#### What needs to be done
Scan the data that follows and count the lines with the string "relation"; answer with the count alone.
%%
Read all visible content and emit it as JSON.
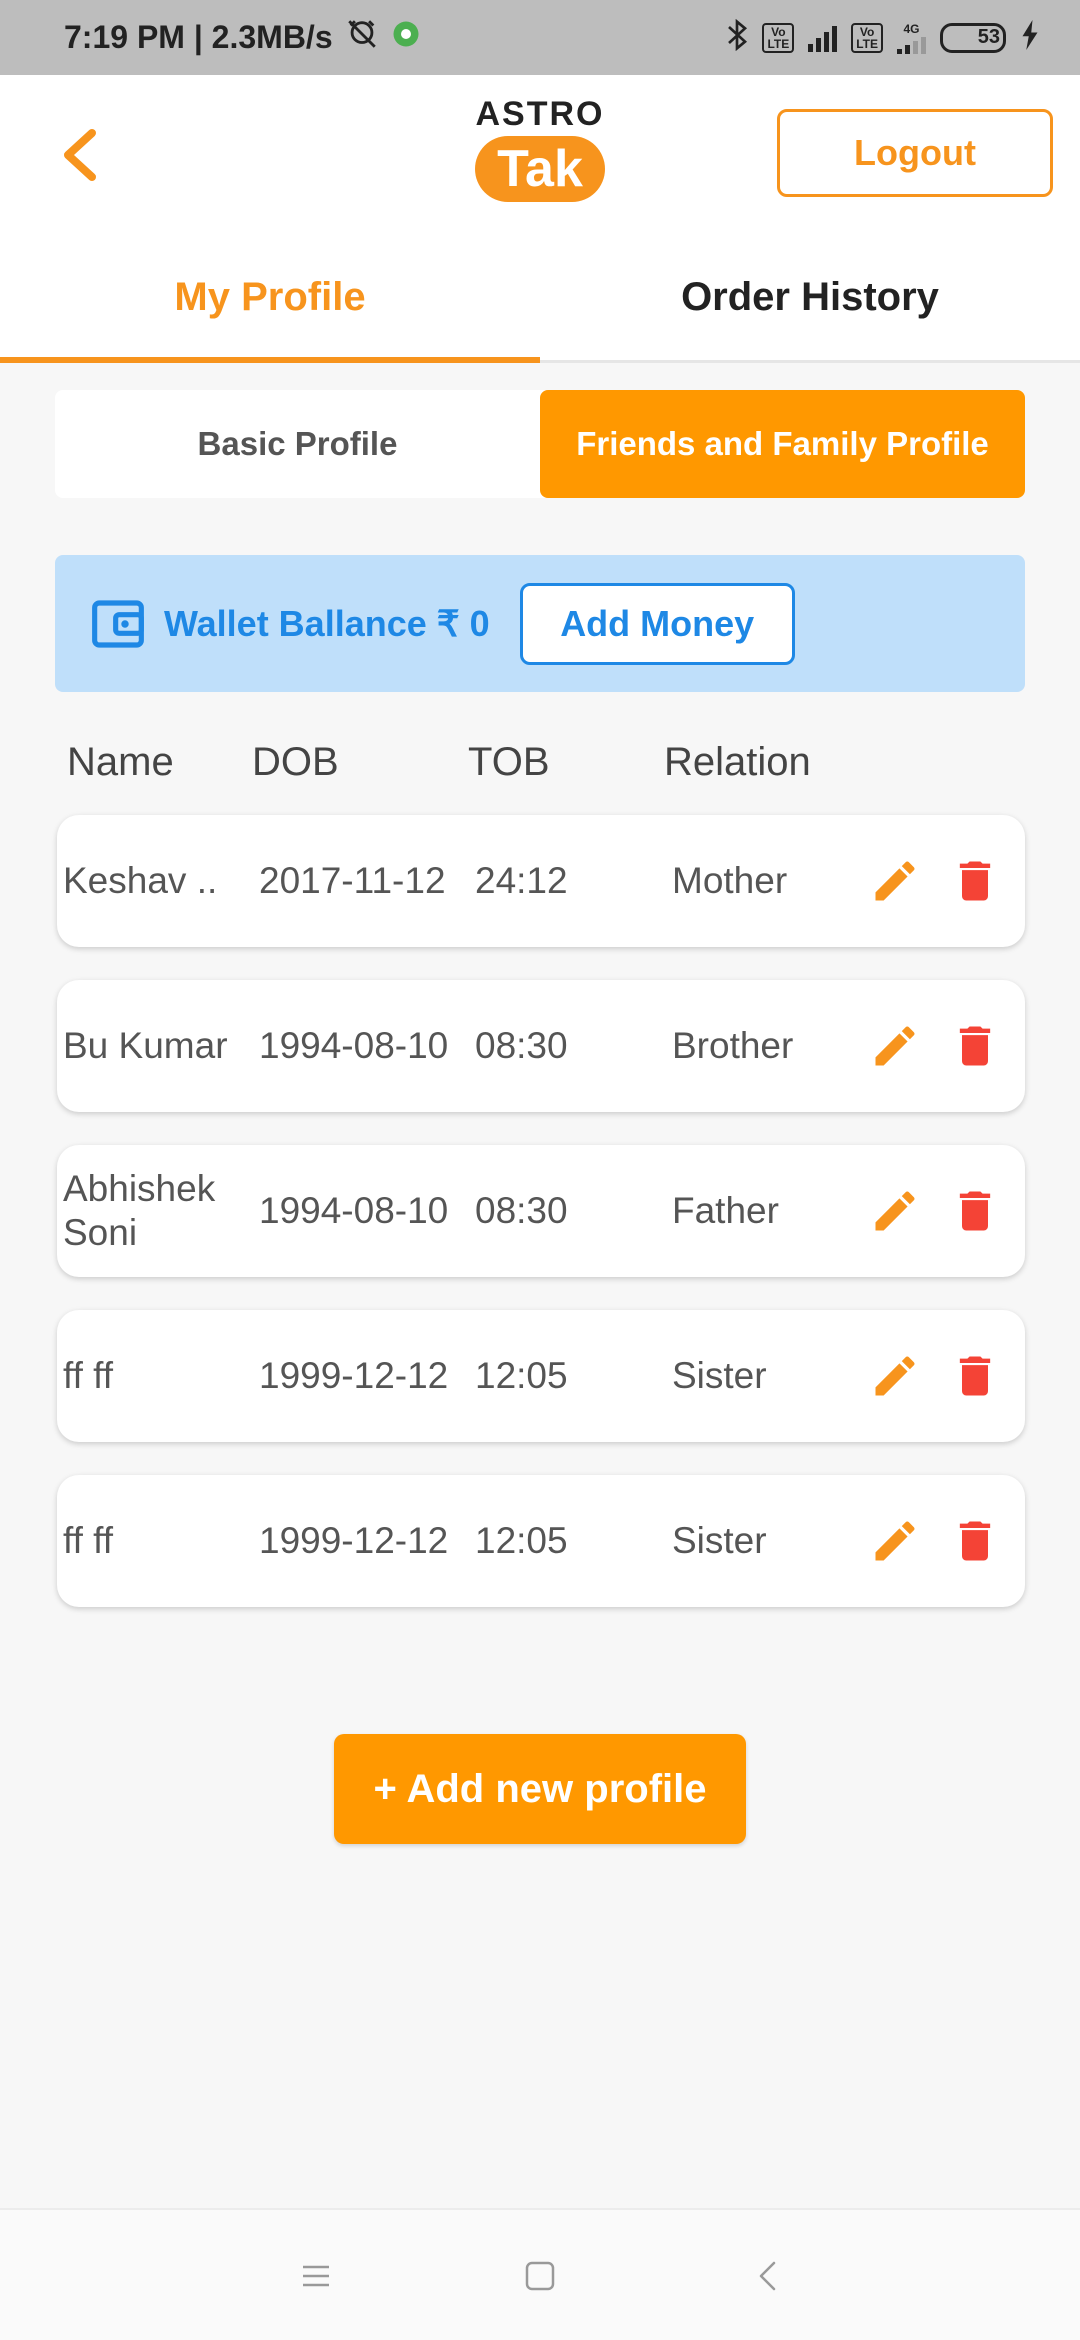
{
  "status_bar": {
    "time_speed": "7:19 PM | 2.3MB/s",
    "battery_level": "53",
    "network_4g": "4G"
  },
  "header": {
    "logo_top": "ASTRO",
    "logo_bottom": "Tak",
    "logout_label": "Logout",
    "accent_color": "#f7941d"
  },
  "main_tabs": [
    {
      "label": "My Profile",
      "active": true
    },
    {
      "label": "Order History",
      "active": false
    }
  ],
  "sub_tabs": [
    {
      "label": "Basic Profile",
      "active": false
    },
    {
      "label": "Friends and Family Profile",
      "active": true
    }
  ],
  "wallet": {
    "label": "Wallet Ballance ₹ 0",
    "add_money_label": "Add Money"
  },
  "table": {
    "headers": {
      "name": "Name",
      "dob": "DOB",
      "tob": "TOB",
      "relation": "Relation"
    },
    "rows": [
      {
        "name": "Keshav ..",
        "dob": "2017-11-12",
        "tob": "24:12",
        "relation": "Mother"
      },
      {
        "name": "Bu Kumar",
        "dob": "1994-08-10",
        "tob": "08:30",
        "relation": "Brother"
      },
      {
        "name": "Abhishek Soni",
        "dob": "1994-08-10",
        "tob": "08:30",
        "relation": "Father"
      },
      {
        "name": "ff ff",
        "dob": "1999-12-12",
        "tob": "12:05",
        "relation": "Sister"
      },
      {
        "name": "ff ff",
        "dob": "1999-12-12",
        "tob": "12:05",
        "relation": "Sister"
      }
    ]
  },
  "add_profile_label": "+ Add new profile",
  "nav_icons": [
    "menu-icon",
    "home-square-icon",
    "back-triangle-icon"
  ]
}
%%
#### Written response
6